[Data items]
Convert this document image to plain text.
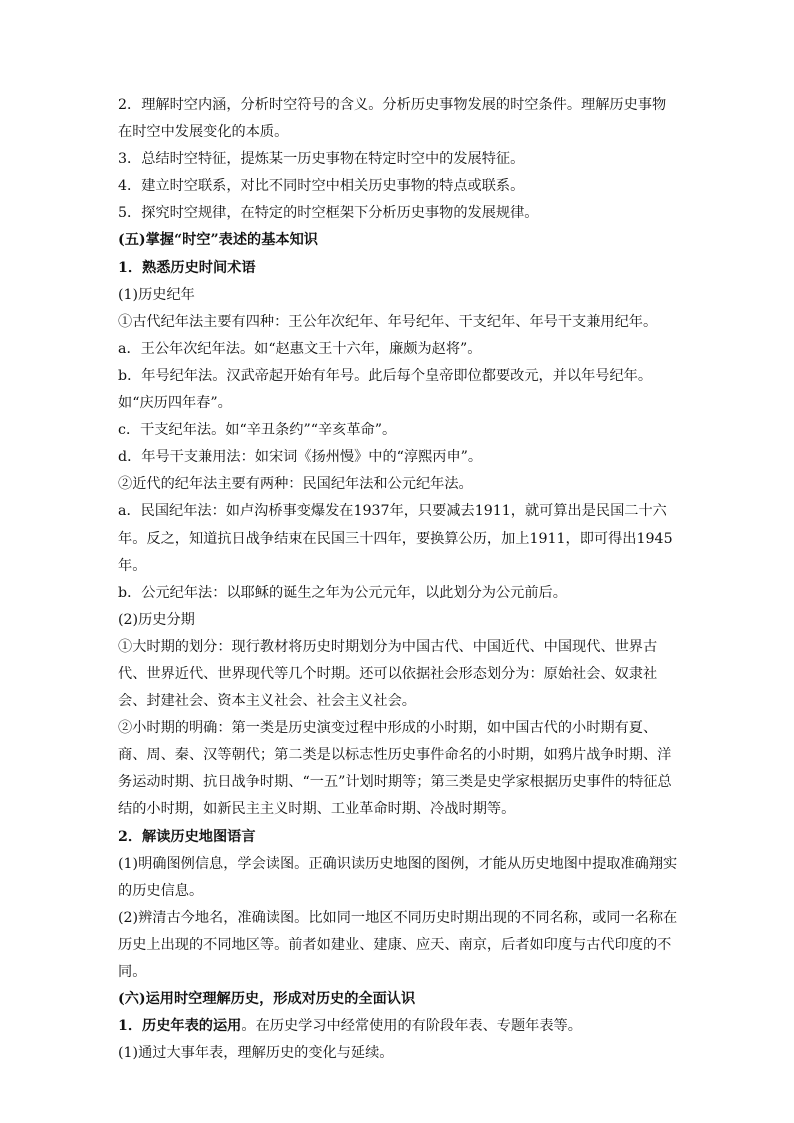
2．理解时空内涵，分析时空符号的含义。分析历史事物发展的时空条件。理解历史事物在时空中发展变化的本质。

3．总结时空特征，提炼某一历史事物在特定时空中的发展特征。

4．建立时空联系，对比不同时空中相关历史事物的特点或联系。

5．探究时空规律，在特定的时空框架下分析历史事物的发展规律。

(五)掌握“时空”表述的基本知识

1．熟悉历史时间术语

(1)历史纪年

①古代纪年法主要有四种：王公年次纪年、年号纪年、干支纪年、年号干支兼用纪年。

a．王公年次纪年法。如“赵惠文王十六年，廉颇为赵将”。

b．年号纪年法。汉武帝起开始有年号。此后每个皇帝即位都要改元，并以年号纪年。如“庆历四年春”。

c．干支纪年法。如“辛丑条约”“辛亥革命”。

d．年号干支兼用法：如宋词《扬州慢》中的“淳熙丙申”。

②近代的纪年法主要有两种：民国纪年法和公元纪年法。

a．民国纪年法：如卢沟桥事变爆发在1937年，只要减去1911，就可算出是民国二十六年。反之，知道抗日战争结束在民国三十四年，要换算公历，加上1911，即可得出1945年。

b．公元纪年法：以耶稣的诞生之年为公元元年，以此划分为公元前后。

(2)历史分期

①大时期的划分：现行教材将历史时期划分为中国古代、中国近代、中国现代、世界古代、世界近代、世界现代等几个时期。还可以依据社会形态划分为：原始社会、奴隶社会、封建社会、资本主义社会、社会主义社会。

②小时期的明确：第一类是历史演变过程中形成的小时期，如中国古代的小时期有夏、商、周、秦、汉等朝代；第二类是以标志性历史事件命名的小时期，如鸦片战争时期、洋务运动时期、抗日战争时期、“一五”计划时期等；第三类是史学家根据历史事件的特征总结的小时期，如新民主主义时期、工业革命时期、冷战时期等。

2．解读历史地图语言

(1)明确图例信息，学会读图。正确识读历史地图的图例，才能从历史地图中提取准确翔实的历史信息。

(2)辨清古今地名，准确读图。比如同一地区不同历史时期出现的不同名称，或同一名称在历史上出现的不同地区等。前者如建业、建康、应天、南京，后者如印度与古代印度的不同。

(六)运用时空理解历史，形成对历史的全面认识

1．历史年表的运用。在历史学习中经常使用的有阶段年表、专题年表等。

(1)通过大事年表，理解历史的变化与延续。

Written request: Return all of the entries exactly as written, but drop any pictures they hold.

Exercise response:
Convert this document image to plain text.
2．理解时空内涵，分析时空符号的含义。分析历史事物发展的时空条件。理解历史事物在时空中发展变化的本质。

3．总结时空特征，提炼某一历史事物在特定时空中的发展特征。

4．建立时空联系，对比不同时空中相关历史事物的特点或联系。

5．探究时空规律，在特定的时空框架下分析历史事物的发展规律。

(五)掌握“时空”表述的基本知识

1．熟悉历史时间术语

(1)历史纪年

①古代纪年法主要有四种：王公年次纪年、年号纪年、干支纪年、年号干支兼用纪年。

a．王公年次纪年法。如“赵惠文王十六年，廉颇为赵将”。

b．年号纪年法。汉武帝起开始有年号。此后每个皇帝即位都要改元，并以年号纪年。如“庆历四年春”。

c．干支纪年法。如“辛丑条约”“辛亥革命”。

d．年号干支兼用法：如宋词《扬州慢》中的“淳熙丙申”。

②近代的纪年法主要有两种：民国纪年法和公元纪年法。

a．民国纪年法：如卢沟桥事变爆发在1937年，只要减去1911，就可算出是民国二十六年。反之，知道抗日战争结束在民国三十四年，要换算公历，加上1911，即可得出1945年。

b．公元纪年法：以耶稣的诞生之年为公元元年，以此划分为公元前后。

(2)历史分期

①大时期的划分：现行教材将历史时期划分为中国古代、中国近代、中国现代、世界古代、世界近代、世界现代等几个时期。还可以依据社会形态划分为：原始社会、奴隶社会、封建社会、资本主义社会、社会主义社会。

②小时期的明确：第一类是历史演变过程中形成的小时期，如中国古代的小时期有夏、商、周、秦、汉等朝代；第二类是以标志性历史事件命名的小时期，如鸦片战争时期、洋务运动时期、抗日战争时期、“一五”计划时期等；第三类是史学家根据历史事件的特征总结的小时期，如新民主主义时期、工业革命时期、冷战时期等。

2．解读历史地图语言

(1)明确图例信息，学会读图。正确识读历史地图的图例，才能从历史地图中提取准确翔实的历史信息。

(2)辨清古今地名，准确读图。比如同一地区不同历史时期出现的不同名称，或同一名称在历史上出现的不同地区等。前者如建业、建康、应天、南京，后者如印度与古代印度的不同。

(六)运用时空理解历史，形成对历史的全面认识

1．历史年表的运用。在历史学习中经常使用的有阶段年表、专题年表等。

(1)通过大事年表，理解历史的变化与延续。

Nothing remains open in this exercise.